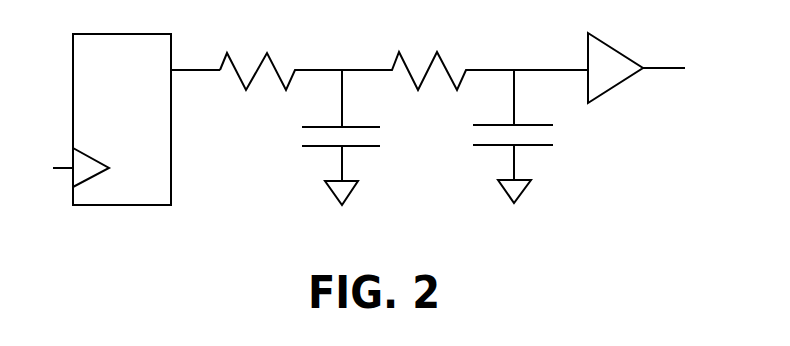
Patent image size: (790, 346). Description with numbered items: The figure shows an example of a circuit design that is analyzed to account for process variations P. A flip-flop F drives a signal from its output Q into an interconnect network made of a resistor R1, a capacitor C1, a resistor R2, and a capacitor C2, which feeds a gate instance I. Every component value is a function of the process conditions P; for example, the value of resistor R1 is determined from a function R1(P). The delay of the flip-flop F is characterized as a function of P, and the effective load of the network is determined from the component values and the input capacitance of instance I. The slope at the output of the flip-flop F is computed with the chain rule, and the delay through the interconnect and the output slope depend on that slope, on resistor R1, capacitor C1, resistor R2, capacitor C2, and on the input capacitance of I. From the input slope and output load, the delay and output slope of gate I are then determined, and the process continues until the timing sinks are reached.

The flip-flop F is at (112, 119).
The output pin of the flip-flop Q is at (184, 64).
The resistor R1 is at (281, 49).
The capacitor C1 is at (310, 137).
The resistor R2 is at (428, 48).
The capacitor C2 is at (490, 136).
The instance I is at (599, 68).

**EXERCISE DIRECTIONS**
Please rewrite the rows above as a JSON list of strings, with one string per line and no blank lines. Leave the picture out.

**REPLY**
[
  "Patent image size: (790, 346). Description with numbered items: The figure shows an example of a circuit design that is analyzed to account for process variations P. A flip-flop F drives a signal from its output Q into an interconnect network made of a resistor R1, a capacitor C1, a resistor R2, and a capacitor C2, which feeds a gate instance I. Every component value is a function of the process conditions P; for example, the value of resistor R1 is determined from a function R1(P). The delay of the flip-flop F is characterized as a function of P, and the effective load of the network is determined from the component values and the input capacitance of instance I. The slope at the output of the flip-flop F is computed with the chain rule, and the delay through the interconnect and the output slope depend on that slope, on resistor R1, capacitor C1, resistor R2, capacitor C2, and on the input capacitance of I. From the input slope and output load, the delay and output slope of gate I are then determined, and the process continues until the timing sinks are reached.",
  "The flip-flop F is at (112, 119).",
  "The output pin of the flip-flop Q is at (184, 64).",
  "The resistor R1 is at (281, 49).",
  "The capacitor C1 is at (310, 137).",
  "The resistor R2 is at (428, 48).",
  "The capacitor C2 is at (490, 136).",
  "The instance I is at (599, 68)."
]